Task statement:
Where the string "Олексій" occurs in the material below, report the whole line.

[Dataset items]
+++++
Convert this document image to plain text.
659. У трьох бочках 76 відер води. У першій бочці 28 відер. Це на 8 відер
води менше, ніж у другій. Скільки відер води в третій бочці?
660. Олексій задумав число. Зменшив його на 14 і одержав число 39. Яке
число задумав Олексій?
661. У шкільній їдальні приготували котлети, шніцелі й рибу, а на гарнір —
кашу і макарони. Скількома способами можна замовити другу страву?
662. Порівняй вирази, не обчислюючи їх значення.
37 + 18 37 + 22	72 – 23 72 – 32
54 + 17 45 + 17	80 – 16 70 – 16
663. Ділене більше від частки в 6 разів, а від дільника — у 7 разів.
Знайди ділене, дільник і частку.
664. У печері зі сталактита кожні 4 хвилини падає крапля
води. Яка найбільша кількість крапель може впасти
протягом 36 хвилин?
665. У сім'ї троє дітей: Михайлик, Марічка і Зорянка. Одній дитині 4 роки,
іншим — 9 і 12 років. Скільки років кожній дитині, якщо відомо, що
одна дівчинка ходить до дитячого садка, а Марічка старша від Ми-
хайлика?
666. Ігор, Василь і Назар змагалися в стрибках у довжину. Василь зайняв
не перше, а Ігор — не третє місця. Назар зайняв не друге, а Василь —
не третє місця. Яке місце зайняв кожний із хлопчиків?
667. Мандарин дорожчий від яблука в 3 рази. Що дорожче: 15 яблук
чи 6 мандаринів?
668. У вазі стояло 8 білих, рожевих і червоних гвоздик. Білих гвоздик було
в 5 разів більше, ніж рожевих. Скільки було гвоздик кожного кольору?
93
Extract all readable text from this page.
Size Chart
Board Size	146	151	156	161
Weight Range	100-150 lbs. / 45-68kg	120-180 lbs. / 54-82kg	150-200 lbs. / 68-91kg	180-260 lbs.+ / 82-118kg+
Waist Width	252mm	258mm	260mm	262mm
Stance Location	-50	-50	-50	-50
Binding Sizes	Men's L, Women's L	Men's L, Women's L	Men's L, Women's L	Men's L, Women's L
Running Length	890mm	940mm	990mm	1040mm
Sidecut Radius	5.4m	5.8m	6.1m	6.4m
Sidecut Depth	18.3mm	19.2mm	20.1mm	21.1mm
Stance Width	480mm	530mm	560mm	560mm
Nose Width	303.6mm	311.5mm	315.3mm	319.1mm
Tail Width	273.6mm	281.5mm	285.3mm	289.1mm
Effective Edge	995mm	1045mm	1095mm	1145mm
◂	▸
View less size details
+++++
Worked answer:
660. Олексій задумав число. Зменшив його на 14 і одержав число 39. Яке
число задумав Олексій?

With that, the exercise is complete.